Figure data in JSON
--------------------

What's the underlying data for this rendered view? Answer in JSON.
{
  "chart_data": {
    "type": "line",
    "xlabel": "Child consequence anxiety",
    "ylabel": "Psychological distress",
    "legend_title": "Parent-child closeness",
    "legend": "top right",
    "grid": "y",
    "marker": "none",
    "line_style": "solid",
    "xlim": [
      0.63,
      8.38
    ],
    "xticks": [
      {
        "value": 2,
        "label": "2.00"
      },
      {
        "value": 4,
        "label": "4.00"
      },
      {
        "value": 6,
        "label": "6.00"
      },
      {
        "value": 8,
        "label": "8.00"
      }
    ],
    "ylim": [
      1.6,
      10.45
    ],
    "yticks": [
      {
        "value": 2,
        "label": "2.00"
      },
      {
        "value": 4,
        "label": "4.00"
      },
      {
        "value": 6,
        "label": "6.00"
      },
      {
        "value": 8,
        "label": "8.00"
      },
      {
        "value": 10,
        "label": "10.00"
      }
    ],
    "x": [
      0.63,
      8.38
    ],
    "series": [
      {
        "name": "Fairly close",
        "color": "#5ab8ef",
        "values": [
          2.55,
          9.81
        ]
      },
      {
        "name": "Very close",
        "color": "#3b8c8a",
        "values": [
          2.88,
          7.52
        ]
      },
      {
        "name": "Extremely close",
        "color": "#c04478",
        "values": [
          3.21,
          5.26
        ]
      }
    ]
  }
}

--------------------

◆ Task
Give the entries once more, exactly as they appear.

◆ Task answer
What's the underlying data for this rendered view? Answer in JSON.
{
  "chart_data": {
    "type": "line",
    "xlabel": "Child consequence anxiety",
    "ylabel": "Psychological distress",
    "legend_title": "Parent-child closeness",
    "legend": "top right",
    "grid": "y",
    "marker": "none",
    "line_style": "solid",
    "xlim": [
      0.63,
      8.38
    ],
    "xticks": [
      {
        "value": 2,
        "label": "2.00"
      },
      {
        "value": 4,
        "label": "4.00"
      },
      {
        "value": 6,
        "label": "6.00"
      },
      {
        "value": 8,
        "label": "8.00"
      }
    ],
    "ylim": [
      1.6,
      10.45
    ],
    "yticks": [
      {
        "value": 2,
        "label": "2.00"
      },
      {
        "value": 4,
        "label": "4.00"
      },
      {
        "value": 6,
        "label": "6.00"
      },
      {
        "value": 8,
        "label": "8.00"
      },
      {
        "value": 10,
        "label": "10.00"
      }
    ],
    "x": [
      0.63,
      8.38
    ],
    "series": [
      {
        "name": "Fairly close",
        "color": "#5ab8ef",
        "values": [
          2.55,
          9.81
        ]
      },
      {
        "name": "Very close",
        "color": "#3b8c8a",
        "values": [
          2.88,
          7.52
        ]
      },
      {
        "name": "Extremely close",
        "color": "#c04478",
        "values": [
          3.21,
          5.26
        ]
      }
    ]
  }
}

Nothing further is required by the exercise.